§ BRIEF:
With the pictures omitted, write out the entries that follow exactly as they stand.

────────────────────────────────────────

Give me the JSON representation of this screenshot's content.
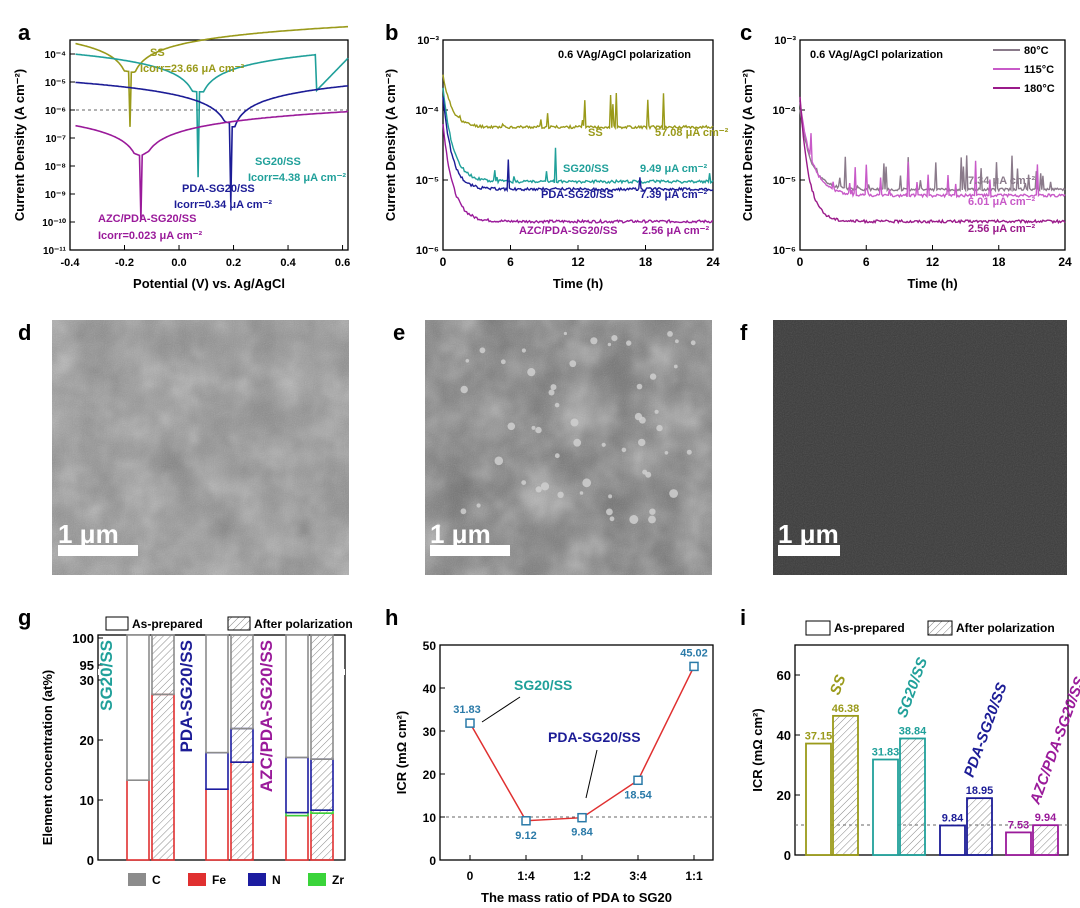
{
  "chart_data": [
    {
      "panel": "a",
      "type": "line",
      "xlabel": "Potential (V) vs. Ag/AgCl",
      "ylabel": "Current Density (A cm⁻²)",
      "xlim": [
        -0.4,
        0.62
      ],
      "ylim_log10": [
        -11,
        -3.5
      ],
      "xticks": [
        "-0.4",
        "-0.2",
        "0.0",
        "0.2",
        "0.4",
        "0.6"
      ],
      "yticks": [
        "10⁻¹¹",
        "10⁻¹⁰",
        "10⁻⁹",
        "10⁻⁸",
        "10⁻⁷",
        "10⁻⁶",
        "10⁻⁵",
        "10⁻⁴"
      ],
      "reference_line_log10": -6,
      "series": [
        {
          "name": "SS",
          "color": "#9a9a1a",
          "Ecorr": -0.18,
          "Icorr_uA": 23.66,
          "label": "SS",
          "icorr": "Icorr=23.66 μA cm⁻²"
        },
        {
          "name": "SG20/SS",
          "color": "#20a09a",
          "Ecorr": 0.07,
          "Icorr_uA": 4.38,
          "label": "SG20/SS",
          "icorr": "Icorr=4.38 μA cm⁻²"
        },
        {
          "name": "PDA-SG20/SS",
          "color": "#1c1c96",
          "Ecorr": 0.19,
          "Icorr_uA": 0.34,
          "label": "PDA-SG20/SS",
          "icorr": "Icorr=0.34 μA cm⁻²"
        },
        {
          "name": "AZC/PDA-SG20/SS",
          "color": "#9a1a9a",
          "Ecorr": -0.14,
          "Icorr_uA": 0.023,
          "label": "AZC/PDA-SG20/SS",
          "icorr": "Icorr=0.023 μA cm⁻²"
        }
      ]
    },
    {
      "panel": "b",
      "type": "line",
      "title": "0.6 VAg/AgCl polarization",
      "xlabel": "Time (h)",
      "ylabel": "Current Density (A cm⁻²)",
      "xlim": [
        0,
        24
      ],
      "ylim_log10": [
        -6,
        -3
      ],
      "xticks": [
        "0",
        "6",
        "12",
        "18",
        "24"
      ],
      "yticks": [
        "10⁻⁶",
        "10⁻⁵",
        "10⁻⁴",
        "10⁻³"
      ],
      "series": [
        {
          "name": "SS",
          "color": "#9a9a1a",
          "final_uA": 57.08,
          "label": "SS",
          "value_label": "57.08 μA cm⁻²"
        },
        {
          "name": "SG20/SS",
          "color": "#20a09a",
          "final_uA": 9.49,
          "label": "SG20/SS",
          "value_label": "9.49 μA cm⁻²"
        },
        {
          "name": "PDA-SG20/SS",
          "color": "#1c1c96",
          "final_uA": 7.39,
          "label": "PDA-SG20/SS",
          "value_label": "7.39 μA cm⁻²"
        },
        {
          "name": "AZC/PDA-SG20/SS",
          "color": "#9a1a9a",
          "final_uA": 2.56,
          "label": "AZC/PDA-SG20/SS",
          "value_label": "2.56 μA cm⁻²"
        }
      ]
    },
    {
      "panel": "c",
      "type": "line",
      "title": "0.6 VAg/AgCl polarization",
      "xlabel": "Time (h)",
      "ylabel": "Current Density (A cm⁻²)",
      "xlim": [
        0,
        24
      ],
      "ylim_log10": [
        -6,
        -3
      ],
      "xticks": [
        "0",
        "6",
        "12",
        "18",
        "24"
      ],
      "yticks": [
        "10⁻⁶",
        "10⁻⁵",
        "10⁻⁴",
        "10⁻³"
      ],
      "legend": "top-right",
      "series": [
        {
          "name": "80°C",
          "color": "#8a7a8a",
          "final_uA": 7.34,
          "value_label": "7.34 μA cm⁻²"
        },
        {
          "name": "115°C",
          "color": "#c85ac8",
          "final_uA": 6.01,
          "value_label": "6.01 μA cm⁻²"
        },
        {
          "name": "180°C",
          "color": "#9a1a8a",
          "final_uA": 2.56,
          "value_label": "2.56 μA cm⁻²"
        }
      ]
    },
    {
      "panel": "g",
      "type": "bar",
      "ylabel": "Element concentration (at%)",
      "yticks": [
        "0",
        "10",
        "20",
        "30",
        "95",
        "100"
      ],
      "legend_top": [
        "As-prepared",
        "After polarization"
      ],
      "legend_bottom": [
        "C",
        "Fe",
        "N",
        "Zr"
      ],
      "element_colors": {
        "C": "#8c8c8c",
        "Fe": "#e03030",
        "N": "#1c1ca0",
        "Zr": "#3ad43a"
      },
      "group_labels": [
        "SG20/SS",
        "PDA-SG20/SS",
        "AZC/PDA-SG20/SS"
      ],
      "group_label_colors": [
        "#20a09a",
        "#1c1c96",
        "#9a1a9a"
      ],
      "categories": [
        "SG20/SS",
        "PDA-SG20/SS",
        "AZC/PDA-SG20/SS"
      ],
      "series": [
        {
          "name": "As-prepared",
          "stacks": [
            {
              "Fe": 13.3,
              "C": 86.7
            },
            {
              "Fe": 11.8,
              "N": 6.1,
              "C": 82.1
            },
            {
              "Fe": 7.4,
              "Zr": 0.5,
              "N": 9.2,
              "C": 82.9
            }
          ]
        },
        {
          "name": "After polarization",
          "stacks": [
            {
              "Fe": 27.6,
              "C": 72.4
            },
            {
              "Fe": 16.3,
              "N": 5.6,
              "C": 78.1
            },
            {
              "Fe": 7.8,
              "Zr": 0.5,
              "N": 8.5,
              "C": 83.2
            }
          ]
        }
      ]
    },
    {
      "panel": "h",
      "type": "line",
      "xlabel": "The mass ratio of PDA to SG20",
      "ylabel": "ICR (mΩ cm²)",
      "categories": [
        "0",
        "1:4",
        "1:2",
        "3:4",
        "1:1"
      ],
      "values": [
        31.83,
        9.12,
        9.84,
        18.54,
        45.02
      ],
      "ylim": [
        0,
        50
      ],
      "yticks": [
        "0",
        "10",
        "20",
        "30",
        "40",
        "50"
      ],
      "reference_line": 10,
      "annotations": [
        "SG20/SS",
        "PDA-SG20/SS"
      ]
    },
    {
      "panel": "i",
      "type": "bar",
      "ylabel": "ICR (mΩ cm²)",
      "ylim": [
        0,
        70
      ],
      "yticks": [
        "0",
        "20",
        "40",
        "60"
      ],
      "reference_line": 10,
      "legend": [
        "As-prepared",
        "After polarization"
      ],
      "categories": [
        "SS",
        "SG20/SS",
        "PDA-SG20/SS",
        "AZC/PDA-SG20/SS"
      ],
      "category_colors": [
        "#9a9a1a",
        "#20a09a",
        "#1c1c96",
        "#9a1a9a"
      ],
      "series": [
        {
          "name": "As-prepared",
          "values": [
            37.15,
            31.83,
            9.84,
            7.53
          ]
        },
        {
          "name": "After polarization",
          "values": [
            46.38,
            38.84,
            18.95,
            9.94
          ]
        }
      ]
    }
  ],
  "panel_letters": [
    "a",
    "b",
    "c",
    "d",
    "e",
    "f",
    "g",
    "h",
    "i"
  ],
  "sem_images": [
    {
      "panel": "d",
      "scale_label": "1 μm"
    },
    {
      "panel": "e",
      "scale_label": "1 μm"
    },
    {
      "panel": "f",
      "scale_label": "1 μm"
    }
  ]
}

────────────────────────────────────────

§ WRITTEN RESPONSE:
Give me the JSON representation of this screenshot's content.
{
  "chart_data": [
    {
      "panel": "a",
      "type": "line",
      "xlabel": "Potential (V) vs. Ag/AgCl",
      "ylabel": "Current Density (A cm⁻²)",
      "xlim": [
        -0.4,
        0.62
      ],
      "ylim_log10": [
        -11,
        -3.5
      ],
      "xticks": [
        "-0.4",
        "-0.2",
        "0.0",
        "0.2",
        "0.4",
        "0.6"
      ],
      "yticks": [
        "10⁻¹¹",
        "10⁻¹⁰",
        "10⁻⁹",
        "10⁻⁸",
        "10⁻⁷",
        "10⁻⁶",
        "10⁻⁵",
        "10⁻⁴"
      ],
      "reference_line_log10": -6,
      "series": [
        {
          "name": "SS",
          "color": "#9a9a1a",
          "Ecorr": -0.18,
          "Icorr_uA": 23.66,
          "label": "SS",
          "icorr": "Icorr=23.66 μA cm⁻²"
        },
        {
          "name": "SG20/SS",
          "color": "#20a09a",
          "Ecorr": 0.07,
          "Icorr_uA": 4.38,
          "label": "SG20/SS",
          "icorr": "Icorr=4.38 μA cm⁻²"
        },
        {
          "name": "PDA-SG20/SS",
          "color": "#1c1c96",
          "Ecorr": 0.19,
          "Icorr_uA": 0.34,
          "label": "PDA-SG20/SS",
          "icorr": "Icorr=0.34 μA cm⁻²"
        },
        {
          "name": "AZC/PDA-SG20/SS",
          "color": "#9a1a9a",
          "Ecorr": -0.14,
          "Icorr_uA": 0.023,
          "label": "AZC/PDA-SG20/SS",
          "icorr": "Icorr=0.023 μA cm⁻²"
        }
      ]
    },
    {
      "panel": "b",
      "type": "line",
      "title": "0.6 VAg/AgCl polarization",
      "xlabel": "Time (h)",
      "ylabel": "Current Density (A cm⁻²)",
      "xlim": [
        0,
        24
      ],
      "ylim_log10": [
        -6,
        -3
      ],
      "xticks": [
        "0",
        "6",
        "12",
        "18",
        "24"
      ],
      "yticks": [
        "10⁻⁶",
        "10⁻⁵",
        "10⁻⁴",
        "10⁻³"
      ],
      "series": [
        {
          "name": "SS",
          "color": "#9a9a1a",
          "final_uA": 57.08,
          "label": "SS",
          "value_label": "57.08 μA cm⁻²"
        },
        {
          "name": "SG20/SS",
          "color": "#20a09a",
          "final_uA": 9.49,
          "label": "SG20/SS",
          "value_label": "9.49 μA cm⁻²"
        },
        {
          "name": "PDA-SG20/SS",
          "color": "#1c1c96",
          "final_uA": 7.39,
          "label": "PDA-SG20/SS",
          "value_label": "7.39 μA cm⁻²"
        },
        {
          "name": "AZC/PDA-SG20/SS",
          "color": "#9a1a9a",
          "final_uA": 2.56,
          "label": "AZC/PDA-SG20/SS",
          "value_label": "2.56 μA cm⁻²"
        }
      ]
    },
    {
      "panel": "c",
      "type": "line",
      "title": "0.6 VAg/AgCl polarization",
      "xlabel": "Time (h)",
      "ylabel": "Current Density (A cm⁻²)",
      "xlim": [
        0,
        24
      ],
      "ylim_log10": [
        -6,
        -3
      ],
      "xticks": [
        "0",
        "6",
        "12",
        "18",
        "24"
      ],
      "yticks": [
        "10⁻⁶",
        "10⁻⁵",
        "10⁻⁴",
        "10⁻³"
      ],
      "legend": "top-right",
      "series": [
        {
          "name": "80°C",
          "color": "#8a7a8a",
          "final_uA": 7.34,
          "value_label": "7.34 μA cm⁻²"
        },
        {
          "name": "115°C",
          "color": "#c85ac8",
          "final_uA": 6.01,
          "value_label": "6.01 μA cm⁻²"
        },
        {
          "name": "180°C",
          "color": "#9a1a8a",
          "final_uA": 2.56,
          "value_label": "2.56 μA cm⁻²"
        }
      ]
    },
    {
      "panel": "g",
      "type": "bar",
      "ylabel": "Element concentration (at%)",
      "yticks": [
        "0",
        "10",
        "20",
        "30",
        "95",
        "100"
      ],
      "legend_top": [
        "As-prepared",
        "After polarization"
      ],
      "legend_bottom": [
        "C",
        "Fe",
        "N",
        "Zr"
      ],
      "element_colors": {
        "C": "#8c8c8c",
        "Fe": "#e03030",
        "N": "#1c1ca0",
        "Zr": "#3ad43a"
      },
      "group_labels": [
        "SG20/SS",
        "PDA-SG20/SS",
        "AZC/PDA-SG20/SS"
      ],
      "group_label_colors": [
        "#20a09a",
        "#1c1c96",
        "#9a1a9a"
      ],
      "categories": [
        "SG20/SS",
        "PDA-SG20/SS",
        "AZC/PDA-SG20/SS"
      ],
      "series": [
        {
          "name": "As-prepared",
          "stacks": [
            {
              "Fe": 13.3,
              "C": 86.7
            },
            {
              "Fe": 11.8,
              "N": 6.1,
              "C": 82.1
            },
            {
              "Fe": 7.4,
              "Zr": 0.5,
              "N": 9.2,
              "C": 82.9
            }
          ]
        },
        {
          "name": "After polarization",
          "stacks": [
            {
              "Fe": 27.6,
              "C": 72.4
            },
            {
              "Fe": 16.3,
              "N": 5.6,
              "C": 78.1
            },
            {
              "Fe": 7.8,
              "Zr": 0.5,
              "N": 8.5,
              "C": 83.2
            }
          ]
        }
      ]
    },
    {
      "panel": "h",
      "type": "line",
      "xlabel": "The mass ratio of PDA to SG20",
      "ylabel": "ICR (mΩ cm²)",
      "categories": [
        "0",
        "1:4",
        "1:2",
        "3:4",
        "1:1"
      ],
      "values": [
        31.83,
        9.12,
        9.84,
        18.54,
        45.02
      ],
      "ylim": [
        0,
        50
      ],
      "yticks": [
        "0",
        "10",
        "20",
        "30",
        "40",
        "50"
      ],
      "reference_line": 10,
      "annotations": [
        "SG20/SS",
        "PDA-SG20/SS"
      ]
    },
    {
      "panel": "i",
      "type": "bar",
      "ylabel": "ICR (mΩ cm²)",
      "ylim": [
        0,
        70
      ],
      "yticks": [
        "0",
        "20",
        "40",
        "60"
      ],
      "reference_line": 10,
      "legend": [
        "As-prepared",
        "After polarization"
      ],
      "categories": [
        "SS",
        "SG20/SS",
        "PDA-SG20/SS",
        "AZC/PDA-SG20/SS"
      ],
      "category_colors": [
        "#9a9a1a",
        "#20a09a",
        "#1c1c96",
        "#9a1a9a"
      ],
      "series": [
        {
          "name": "As-prepared",
          "values": [
            37.15,
            31.83,
            9.84,
            7.53
          ]
        },
        {
          "name": "After polarization",
          "values": [
            46.38,
            38.84,
            18.95,
            9.94
          ]
        }
      ]
    }
  ],
  "panel_letters": [
    "a",
    "b",
    "c",
    "d",
    "e",
    "f",
    "g",
    "h",
    "i"
  ],
  "sem_images": [
    {
      "panel": "d",
      "scale_label": "1 μm"
    },
    {
      "panel": "e",
      "scale_label": "1 μm"
    },
    {
      "panel": "f",
      "scale_label": "1 μm"
    }
  ]
}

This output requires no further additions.